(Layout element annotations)
::::::

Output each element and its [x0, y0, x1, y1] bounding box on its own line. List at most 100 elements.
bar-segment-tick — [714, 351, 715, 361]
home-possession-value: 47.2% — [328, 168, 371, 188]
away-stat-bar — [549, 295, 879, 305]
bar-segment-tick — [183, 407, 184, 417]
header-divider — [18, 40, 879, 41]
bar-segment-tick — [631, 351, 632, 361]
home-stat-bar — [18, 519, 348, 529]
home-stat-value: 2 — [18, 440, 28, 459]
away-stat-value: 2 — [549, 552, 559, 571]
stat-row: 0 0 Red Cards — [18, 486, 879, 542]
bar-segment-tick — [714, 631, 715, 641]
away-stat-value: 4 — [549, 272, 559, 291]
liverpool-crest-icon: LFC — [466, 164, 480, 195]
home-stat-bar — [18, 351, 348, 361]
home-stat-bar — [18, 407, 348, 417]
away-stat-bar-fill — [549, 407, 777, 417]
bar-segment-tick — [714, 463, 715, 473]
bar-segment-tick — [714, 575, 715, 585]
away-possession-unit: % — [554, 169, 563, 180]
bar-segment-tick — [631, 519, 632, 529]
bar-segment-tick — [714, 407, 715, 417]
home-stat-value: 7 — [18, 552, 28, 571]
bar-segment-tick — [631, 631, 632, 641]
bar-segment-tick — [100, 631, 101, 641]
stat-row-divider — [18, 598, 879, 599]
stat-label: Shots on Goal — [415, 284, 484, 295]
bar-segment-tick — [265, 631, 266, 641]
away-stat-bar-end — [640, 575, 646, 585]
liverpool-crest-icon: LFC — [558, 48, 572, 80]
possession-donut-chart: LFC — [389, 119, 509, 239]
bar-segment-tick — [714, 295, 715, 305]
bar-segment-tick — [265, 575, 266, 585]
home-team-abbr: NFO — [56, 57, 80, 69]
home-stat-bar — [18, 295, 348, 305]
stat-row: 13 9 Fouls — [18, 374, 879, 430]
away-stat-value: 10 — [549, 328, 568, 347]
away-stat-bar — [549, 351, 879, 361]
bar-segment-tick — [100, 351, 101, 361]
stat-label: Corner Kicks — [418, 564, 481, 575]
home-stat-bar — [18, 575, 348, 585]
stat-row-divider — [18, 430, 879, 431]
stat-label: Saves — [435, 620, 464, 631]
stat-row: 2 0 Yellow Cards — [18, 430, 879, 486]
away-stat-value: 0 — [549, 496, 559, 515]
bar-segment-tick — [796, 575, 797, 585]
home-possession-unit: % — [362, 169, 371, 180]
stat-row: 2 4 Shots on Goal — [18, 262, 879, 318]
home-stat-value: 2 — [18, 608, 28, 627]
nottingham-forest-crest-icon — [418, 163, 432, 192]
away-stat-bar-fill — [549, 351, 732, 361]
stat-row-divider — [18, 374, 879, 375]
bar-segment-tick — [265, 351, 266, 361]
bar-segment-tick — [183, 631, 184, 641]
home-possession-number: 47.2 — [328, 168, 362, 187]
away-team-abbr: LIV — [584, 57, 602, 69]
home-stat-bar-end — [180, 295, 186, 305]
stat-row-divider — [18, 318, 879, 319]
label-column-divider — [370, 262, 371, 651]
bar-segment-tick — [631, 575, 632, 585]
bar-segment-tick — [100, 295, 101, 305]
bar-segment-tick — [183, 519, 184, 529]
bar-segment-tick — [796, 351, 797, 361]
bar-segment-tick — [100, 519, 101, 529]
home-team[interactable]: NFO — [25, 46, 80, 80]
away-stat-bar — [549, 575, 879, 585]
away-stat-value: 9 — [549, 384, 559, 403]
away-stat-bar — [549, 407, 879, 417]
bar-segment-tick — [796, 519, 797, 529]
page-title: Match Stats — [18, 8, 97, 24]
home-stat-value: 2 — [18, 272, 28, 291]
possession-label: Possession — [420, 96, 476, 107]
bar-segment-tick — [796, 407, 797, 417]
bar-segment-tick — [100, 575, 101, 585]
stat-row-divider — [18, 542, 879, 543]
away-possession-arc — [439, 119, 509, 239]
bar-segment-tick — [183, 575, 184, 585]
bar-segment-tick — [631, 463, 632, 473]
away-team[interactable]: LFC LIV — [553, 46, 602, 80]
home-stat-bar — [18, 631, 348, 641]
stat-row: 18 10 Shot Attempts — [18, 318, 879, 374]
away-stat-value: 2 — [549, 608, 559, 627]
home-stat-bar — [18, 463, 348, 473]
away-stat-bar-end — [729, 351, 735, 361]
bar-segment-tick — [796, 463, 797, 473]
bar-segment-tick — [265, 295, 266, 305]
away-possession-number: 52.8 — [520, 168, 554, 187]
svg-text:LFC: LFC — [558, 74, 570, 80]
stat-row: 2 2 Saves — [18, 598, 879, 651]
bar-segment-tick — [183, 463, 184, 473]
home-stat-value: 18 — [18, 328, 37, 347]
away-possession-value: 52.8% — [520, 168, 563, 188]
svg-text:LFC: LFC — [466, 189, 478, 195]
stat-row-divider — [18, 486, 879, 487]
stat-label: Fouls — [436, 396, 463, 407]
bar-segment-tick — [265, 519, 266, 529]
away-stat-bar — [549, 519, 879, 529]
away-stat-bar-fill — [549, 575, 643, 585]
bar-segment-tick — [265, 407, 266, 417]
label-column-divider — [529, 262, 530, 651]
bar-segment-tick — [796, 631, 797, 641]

::::::

Reproduce the items verbatim, from the first line through the line containing "away-stat-bar-fill — [549, 351, 732, 361]", including that line.

### Expected answer
Output each element and its [x0, y0, x1, y1] bounding box on its own line. List at most 100 elements.
bar-segment-tick — [714, 351, 715, 361]
home-possession-value: 47.2% — [328, 168, 371, 188]
away-stat-bar — [549, 295, 879, 305]
bar-segment-tick — [183, 407, 184, 417]
header-divider — [18, 40, 879, 41]
bar-segment-tick — [631, 351, 632, 361]
home-stat-bar — [18, 519, 348, 529]
home-stat-value: 2 — [18, 440, 28, 459]
away-stat-value: 2 — [549, 552, 559, 571]
stat-row: 0 0 Red Cards — [18, 486, 879, 542]
bar-segment-tick — [714, 631, 715, 641]
away-stat-value: 4 — [549, 272, 559, 291]
liverpool-crest-icon: LFC — [466, 164, 480, 195]
home-stat-bar — [18, 351, 348, 361]
home-stat-bar — [18, 407, 348, 417]
away-stat-bar-fill — [549, 407, 777, 417]
bar-segment-tick — [714, 463, 715, 473]
bar-segment-tick — [714, 575, 715, 585]
away-possession-unit: % — [554, 169, 563, 180]
bar-segment-tick — [631, 519, 632, 529]
bar-segment-tick — [714, 407, 715, 417]
home-stat-value: 7 — [18, 552, 28, 571]
bar-segment-tick — [631, 631, 632, 641]
bar-segment-tick — [100, 631, 101, 641]
stat-row-divider — [18, 598, 879, 599]
stat-label: Shots on Goal — [415, 284, 484, 295]
bar-segment-tick — [265, 631, 266, 641]
away-stat-bar-end — [640, 575, 646, 585]
liverpool-crest-icon: LFC — [558, 48, 572, 80]
possession-donut-chart: LFC — [389, 119, 509, 239]
bar-segment-tick — [714, 295, 715, 305]
bar-segment-tick — [265, 575, 266, 585]
home-team-abbr: NFO — [56, 57, 80, 69]
home-stat-bar — [18, 295, 348, 305]
stat-row: 13 9 Fouls — [18, 374, 879, 430]
away-stat-value: 10 — [549, 328, 568, 347]
away-stat-bar — [549, 351, 879, 361]
bar-segment-tick — [100, 351, 101, 361]
stat-label: Corner Kicks — [418, 564, 481, 575]
home-stat-bar — [18, 575, 348, 585]
stat-row-divider — [18, 430, 879, 431]
stat-label: Saves — [435, 620, 464, 631]
stat-row: 2 0 Yellow Cards — [18, 430, 879, 486]
away-stat-value: 0 — [549, 496, 559, 515]
bar-segment-tick — [796, 575, 797, 585]
home-possession-unit: % — [362, 169, 371, 180]
stat-row: 2 4 Shots on Goal — [18, 262, 879, 318]
home-stat-value: 2 — [18, 608, 28, 627]
nottingham-forest-crest-icon — [418, 163, 432, 192]
away-stat-bar-fill — [549, 351, 732, 361]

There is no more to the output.